PROBLEM REQUIREMENTS =>
Reproduce every entry exactly and leave its pictures out.
-- BEGIN DATASET RECORDS --
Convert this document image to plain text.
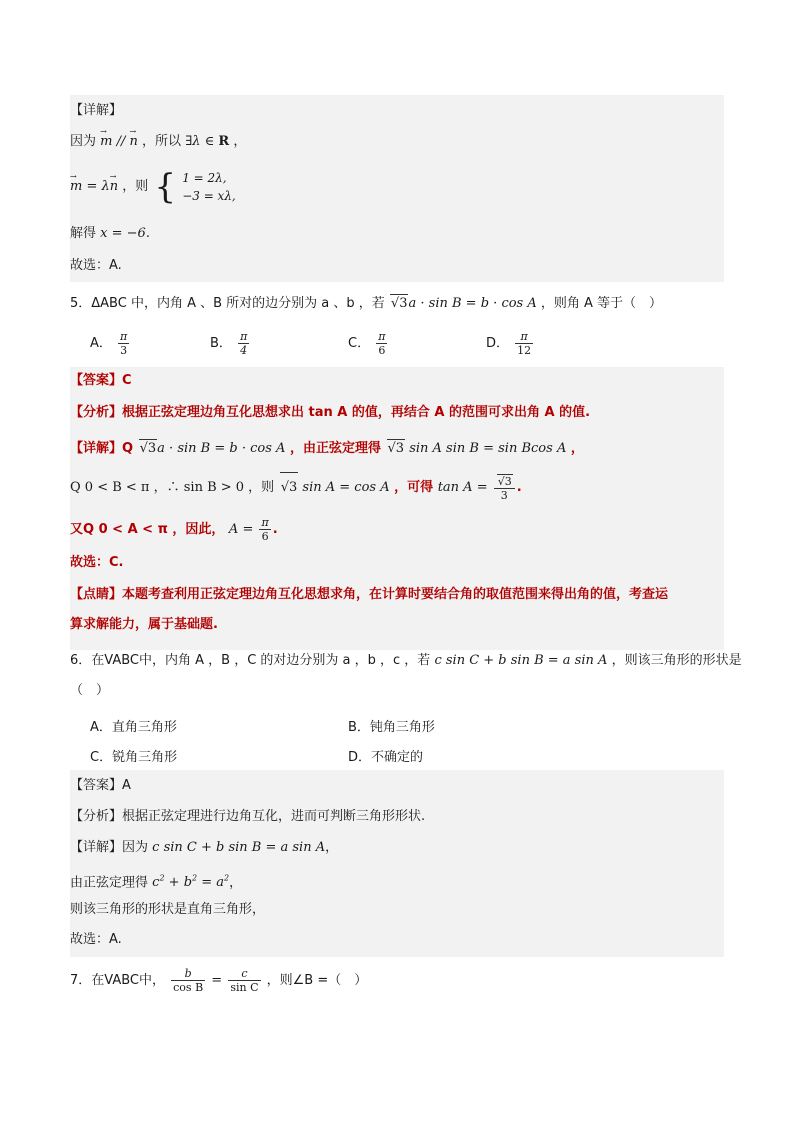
【详解】
因为 → m // → n ，所以 ∃λ ∈ R ，
→ m = λ→ n ，则 { 1 = 2λ,
−3 = xλ,
解得 x = −6.
故选：A.
5．ΔABC 中，内角 A 、B 所对的边分别为 a 、b ，若 √3a · sin B = b · cos A ，则角 A 等于（　）
A． $\frac{\pi}{3}$	B． $\frac{\pi}{4}$	C． $\frac{\pi}{6}$	D． $\frac{\pi}{12}$
【答案】C
【分析】根据正弦定理边角互化思想求出 tan A 的值，再结合 A 的范围可求出角 A 的值.
【详解】Q √3a · sin B = b · cos A ，由正弦定理得 √3 sin A sin B = sin Bcos A ，
Q 0 < B < π ，∴ sin B > 0 ，则 √3 sin A = cos A ，可得 $\tan A = \frac{√3}{3}$ .
又Q 0 < A < π ，因此， $A = \frac{\pi}{6}$ .
故选：C.
【点睛】本题考查利用正弦定理边角互化思想求角，在计算时要结合角的取值范围来得出角的值，考查运
算求解能力，属于基础题.
6．在VABC中，内角 A ，B ，C 的对边分别为 a ，b ，c ，若 c sin C + b sin B = a sin A ，则该三角形的形状是
（　）
A．直角三角形	B．钝角三角形
C．锐角三角形	D．不确定的
【答案】A
【分析】根据正弦定理进行边角互化，进而可判断三角形形状.
【详解】因为 c sin C + b sin B = a sin A，
由正弦定理得 $c^2 + b^2 = a^2$，
则该三角形的形状是直角三角形，
故选：A.
7．在VABC中， $\frac{b}{\text{cos B}} = \frac{c}{\text{sin C}}$ ，则∠B =（　）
-- END DATASET RECORDS --
PROBLEM SOLUTION =>
Convert this document image to plain text.
【详解】
因为 → m // → n ，所以 ∃λ ∈ R ，
→ m = λ→ n ，则 { 1 = 2λ,
−3 = xλ,
解得 x = −6.
故选：A.
5．ΔABC 中，内角 A 、B 所对的边分别为 a 、b ，若 √3a · sin B = b · cos A ，则角 A 等于（　）
A． $\frac{\pi}{3}$	B． $\frac{\pi}{4}$	C． $\frac{\pi}{6}$	D． $\frac{\pi}{12}$
【答案】C
【分析】根据正弦定理边角互化思想求出 tan A 的值，再结合 A 的范围可求出角 A 的值.
【详解】Q √3a · sin B = b · cos A ，由正弦定理得 √3 sin A sin B = sin Bcos A ，
Q 0 < B < π ，∴ sin B > 0 ，则 √3 sin A = cos A ，可得 $\tan A = \frac{√3}{3}$ .
又Q 0 < A < π ，因此， $A = \frac{\pi}{6}$ .
故选：C.
【点睛】本题考查利用正弦定理边角互化思想求角，在计算时要结合角的取值范围来得出角的值，考查运
算求解能力，属于基础题.
6．在VABC中，内角 A ，B ，C 的对边分别为 a ，b ，c ，若 c sin C + b sin B = a sin A ，则该三角形的形状是
（　）
A．直角三角形	B．钝角三角形
C．锐角三角形	D．不确定的
【答案】A
【分析】根据正弦定理进行边角互化，进而可判断三角形形状.
【详解】因为 c sin C + b sin B = a sin A，
由正弦定理得 $c^2 + b^2 = a^2$，
则该三角形的形状是直角三角形，
故选：A.
7．在VABC中， $\frac{b}{\text{cos B}} = \frac{c}{\text{sin C}}$ ，则∠B =（　）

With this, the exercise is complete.